__Direction__: Extract each line holding the word "text" from the entries.

__Materials provided__:

######

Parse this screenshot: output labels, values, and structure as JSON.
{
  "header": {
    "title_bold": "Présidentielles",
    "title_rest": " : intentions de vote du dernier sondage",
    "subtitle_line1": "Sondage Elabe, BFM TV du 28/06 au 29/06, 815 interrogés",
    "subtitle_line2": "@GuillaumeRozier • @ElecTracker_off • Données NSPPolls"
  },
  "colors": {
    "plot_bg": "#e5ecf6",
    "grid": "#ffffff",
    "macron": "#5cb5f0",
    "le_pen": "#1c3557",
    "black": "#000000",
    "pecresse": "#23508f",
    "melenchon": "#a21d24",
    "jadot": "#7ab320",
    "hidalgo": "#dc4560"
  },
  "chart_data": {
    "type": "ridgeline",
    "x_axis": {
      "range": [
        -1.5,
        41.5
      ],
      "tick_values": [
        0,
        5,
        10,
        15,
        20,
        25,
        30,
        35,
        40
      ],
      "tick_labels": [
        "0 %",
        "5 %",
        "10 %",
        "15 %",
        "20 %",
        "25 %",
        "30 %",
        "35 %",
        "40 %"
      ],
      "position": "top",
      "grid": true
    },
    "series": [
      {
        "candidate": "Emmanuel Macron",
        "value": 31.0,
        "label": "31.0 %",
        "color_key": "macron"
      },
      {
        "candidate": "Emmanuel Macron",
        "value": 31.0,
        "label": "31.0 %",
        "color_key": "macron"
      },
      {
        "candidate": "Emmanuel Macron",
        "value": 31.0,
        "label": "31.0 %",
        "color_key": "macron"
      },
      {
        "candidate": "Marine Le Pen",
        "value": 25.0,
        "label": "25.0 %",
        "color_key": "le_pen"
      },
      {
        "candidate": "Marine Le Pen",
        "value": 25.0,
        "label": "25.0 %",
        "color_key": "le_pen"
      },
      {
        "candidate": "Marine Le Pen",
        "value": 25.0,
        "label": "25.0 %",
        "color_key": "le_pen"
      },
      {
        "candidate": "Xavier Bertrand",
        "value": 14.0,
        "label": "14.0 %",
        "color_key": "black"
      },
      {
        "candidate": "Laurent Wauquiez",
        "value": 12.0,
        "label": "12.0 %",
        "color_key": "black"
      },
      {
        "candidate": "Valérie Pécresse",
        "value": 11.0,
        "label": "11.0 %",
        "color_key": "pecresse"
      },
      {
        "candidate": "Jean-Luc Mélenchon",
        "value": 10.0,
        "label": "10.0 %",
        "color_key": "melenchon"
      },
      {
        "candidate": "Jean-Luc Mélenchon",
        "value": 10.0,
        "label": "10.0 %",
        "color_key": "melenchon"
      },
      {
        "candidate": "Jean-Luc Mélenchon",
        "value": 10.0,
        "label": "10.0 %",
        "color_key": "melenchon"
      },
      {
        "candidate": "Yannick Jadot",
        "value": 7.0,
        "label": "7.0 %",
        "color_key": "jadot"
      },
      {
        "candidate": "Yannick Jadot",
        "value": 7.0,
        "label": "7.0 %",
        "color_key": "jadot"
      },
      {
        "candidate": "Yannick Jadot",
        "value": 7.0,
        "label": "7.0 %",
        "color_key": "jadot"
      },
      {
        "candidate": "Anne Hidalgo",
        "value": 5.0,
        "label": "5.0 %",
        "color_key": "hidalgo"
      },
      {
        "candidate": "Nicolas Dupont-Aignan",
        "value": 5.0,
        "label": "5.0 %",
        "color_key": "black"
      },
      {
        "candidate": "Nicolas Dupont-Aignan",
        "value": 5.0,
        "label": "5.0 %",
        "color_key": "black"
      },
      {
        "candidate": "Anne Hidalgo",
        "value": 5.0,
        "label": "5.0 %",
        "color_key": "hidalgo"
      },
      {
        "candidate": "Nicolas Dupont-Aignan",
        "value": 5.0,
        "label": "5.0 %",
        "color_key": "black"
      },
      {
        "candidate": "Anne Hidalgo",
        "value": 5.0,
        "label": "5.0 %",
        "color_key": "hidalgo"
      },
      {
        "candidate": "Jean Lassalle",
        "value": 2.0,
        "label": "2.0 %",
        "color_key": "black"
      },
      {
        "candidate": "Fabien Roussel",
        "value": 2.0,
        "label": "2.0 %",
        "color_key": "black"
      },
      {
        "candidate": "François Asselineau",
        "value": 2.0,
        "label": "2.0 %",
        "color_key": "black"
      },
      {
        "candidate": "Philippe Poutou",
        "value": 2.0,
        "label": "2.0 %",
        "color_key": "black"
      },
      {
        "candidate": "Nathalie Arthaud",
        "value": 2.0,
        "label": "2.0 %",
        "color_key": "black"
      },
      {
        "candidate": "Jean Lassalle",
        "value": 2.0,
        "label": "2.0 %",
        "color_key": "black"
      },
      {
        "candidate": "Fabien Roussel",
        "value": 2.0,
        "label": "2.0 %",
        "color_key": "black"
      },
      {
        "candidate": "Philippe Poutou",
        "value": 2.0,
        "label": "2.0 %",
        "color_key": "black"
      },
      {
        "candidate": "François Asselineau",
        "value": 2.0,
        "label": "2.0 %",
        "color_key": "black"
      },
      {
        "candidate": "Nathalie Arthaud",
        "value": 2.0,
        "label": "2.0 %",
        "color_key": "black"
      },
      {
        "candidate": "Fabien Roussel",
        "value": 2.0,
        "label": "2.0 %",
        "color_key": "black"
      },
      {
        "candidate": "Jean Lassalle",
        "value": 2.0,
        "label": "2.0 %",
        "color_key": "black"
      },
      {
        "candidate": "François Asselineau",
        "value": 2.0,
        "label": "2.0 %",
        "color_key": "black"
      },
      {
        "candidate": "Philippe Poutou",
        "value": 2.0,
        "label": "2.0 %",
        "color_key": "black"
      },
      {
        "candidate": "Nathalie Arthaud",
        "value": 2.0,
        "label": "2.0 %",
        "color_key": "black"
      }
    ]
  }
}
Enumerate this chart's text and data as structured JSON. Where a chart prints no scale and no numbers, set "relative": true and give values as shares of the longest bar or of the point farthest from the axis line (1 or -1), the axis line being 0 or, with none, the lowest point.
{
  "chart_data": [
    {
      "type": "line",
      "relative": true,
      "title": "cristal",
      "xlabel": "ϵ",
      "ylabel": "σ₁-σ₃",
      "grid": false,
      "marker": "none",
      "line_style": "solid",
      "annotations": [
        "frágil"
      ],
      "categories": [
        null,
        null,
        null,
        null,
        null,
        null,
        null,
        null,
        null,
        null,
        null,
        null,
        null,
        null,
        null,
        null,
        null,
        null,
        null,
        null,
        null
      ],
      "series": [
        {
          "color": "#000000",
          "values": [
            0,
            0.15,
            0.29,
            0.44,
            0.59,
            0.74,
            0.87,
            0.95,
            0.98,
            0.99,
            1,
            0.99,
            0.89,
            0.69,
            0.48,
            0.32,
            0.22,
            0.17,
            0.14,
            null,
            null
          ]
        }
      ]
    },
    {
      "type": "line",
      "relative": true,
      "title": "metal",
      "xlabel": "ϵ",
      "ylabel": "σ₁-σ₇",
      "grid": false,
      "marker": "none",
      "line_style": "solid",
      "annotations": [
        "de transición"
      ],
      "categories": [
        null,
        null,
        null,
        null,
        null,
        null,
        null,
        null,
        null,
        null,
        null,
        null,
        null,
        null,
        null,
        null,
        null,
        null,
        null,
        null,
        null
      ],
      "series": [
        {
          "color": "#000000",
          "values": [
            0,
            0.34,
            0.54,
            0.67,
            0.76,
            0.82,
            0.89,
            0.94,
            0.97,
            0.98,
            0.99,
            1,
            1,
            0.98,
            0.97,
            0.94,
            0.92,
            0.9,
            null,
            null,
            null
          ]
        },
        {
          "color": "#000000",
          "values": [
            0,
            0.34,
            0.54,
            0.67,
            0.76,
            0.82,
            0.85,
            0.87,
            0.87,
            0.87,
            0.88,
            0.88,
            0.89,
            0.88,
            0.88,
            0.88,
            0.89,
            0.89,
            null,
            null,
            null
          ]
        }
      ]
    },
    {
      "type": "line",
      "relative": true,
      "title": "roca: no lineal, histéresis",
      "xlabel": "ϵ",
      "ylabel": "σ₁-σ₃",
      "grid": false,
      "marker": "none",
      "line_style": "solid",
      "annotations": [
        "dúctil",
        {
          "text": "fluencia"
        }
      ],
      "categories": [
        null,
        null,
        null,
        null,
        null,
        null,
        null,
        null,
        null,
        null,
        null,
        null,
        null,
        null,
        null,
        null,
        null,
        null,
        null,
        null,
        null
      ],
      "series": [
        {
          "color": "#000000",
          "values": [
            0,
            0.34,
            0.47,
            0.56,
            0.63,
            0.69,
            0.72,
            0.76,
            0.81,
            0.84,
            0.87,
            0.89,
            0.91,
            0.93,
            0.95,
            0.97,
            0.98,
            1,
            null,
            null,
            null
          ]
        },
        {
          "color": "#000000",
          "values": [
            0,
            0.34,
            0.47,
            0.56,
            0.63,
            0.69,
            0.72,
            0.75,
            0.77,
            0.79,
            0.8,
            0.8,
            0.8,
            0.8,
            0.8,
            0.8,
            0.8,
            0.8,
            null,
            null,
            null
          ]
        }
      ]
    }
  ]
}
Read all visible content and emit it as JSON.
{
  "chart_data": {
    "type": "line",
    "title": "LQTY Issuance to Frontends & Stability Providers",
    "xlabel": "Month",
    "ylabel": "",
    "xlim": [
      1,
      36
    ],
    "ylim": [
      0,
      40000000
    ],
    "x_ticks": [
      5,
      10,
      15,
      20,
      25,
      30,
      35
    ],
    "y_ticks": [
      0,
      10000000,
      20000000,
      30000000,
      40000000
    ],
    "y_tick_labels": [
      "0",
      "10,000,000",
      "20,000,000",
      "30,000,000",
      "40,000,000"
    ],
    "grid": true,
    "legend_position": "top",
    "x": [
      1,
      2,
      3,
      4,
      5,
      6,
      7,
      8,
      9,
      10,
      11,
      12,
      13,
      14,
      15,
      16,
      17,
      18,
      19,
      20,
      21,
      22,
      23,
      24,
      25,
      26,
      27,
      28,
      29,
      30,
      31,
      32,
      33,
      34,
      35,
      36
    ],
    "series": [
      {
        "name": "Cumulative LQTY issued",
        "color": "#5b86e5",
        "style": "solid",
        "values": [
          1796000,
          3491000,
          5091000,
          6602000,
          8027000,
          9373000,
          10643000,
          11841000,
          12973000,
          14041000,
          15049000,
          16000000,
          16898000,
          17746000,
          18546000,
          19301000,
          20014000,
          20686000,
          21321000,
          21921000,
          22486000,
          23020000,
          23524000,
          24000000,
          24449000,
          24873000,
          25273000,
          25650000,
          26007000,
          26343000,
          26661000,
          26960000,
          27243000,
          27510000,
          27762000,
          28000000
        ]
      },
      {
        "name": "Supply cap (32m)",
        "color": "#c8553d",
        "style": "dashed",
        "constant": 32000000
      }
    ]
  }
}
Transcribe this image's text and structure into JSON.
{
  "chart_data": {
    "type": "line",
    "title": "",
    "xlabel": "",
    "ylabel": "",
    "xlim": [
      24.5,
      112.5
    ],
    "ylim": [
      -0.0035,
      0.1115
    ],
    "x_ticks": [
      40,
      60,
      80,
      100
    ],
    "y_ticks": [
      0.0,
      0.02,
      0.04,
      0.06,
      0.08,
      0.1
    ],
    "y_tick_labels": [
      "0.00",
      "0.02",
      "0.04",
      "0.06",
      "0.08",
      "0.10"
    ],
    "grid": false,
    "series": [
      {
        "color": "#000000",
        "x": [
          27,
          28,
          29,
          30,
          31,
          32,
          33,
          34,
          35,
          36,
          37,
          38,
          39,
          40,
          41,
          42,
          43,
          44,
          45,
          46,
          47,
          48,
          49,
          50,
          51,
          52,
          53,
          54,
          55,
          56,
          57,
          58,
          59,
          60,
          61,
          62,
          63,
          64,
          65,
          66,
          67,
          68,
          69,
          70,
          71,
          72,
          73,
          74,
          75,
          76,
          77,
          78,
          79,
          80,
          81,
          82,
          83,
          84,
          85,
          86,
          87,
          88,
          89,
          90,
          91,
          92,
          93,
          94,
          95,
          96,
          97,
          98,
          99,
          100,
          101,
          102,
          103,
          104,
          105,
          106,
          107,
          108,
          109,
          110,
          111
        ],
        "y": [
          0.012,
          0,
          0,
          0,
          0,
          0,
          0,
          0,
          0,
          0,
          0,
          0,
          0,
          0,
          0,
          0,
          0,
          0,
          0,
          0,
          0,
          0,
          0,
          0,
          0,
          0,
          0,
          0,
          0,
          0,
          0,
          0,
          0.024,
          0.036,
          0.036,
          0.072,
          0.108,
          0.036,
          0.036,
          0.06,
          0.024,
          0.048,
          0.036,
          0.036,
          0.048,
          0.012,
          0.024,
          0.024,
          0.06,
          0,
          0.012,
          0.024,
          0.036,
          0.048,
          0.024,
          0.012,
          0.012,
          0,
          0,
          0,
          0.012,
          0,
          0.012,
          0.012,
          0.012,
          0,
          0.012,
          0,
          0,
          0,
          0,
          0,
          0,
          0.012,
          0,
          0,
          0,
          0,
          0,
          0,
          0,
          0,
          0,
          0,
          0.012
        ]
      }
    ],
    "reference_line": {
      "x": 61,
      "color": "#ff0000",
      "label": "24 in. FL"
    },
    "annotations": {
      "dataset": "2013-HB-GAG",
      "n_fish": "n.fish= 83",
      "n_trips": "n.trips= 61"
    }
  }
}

######

__Answer for this exercise__:
Enumerate this chart's text and data as structured JSON. Where a chart prints no scale and no numbers, set "relative": true and give values as shares of the longest bar or of the point farthest from the axis line (1 or -1), the axis line being 0 or, with none, the lowest point.
          "text": "fluencia"
Transcribe this image's text and structure into JSON.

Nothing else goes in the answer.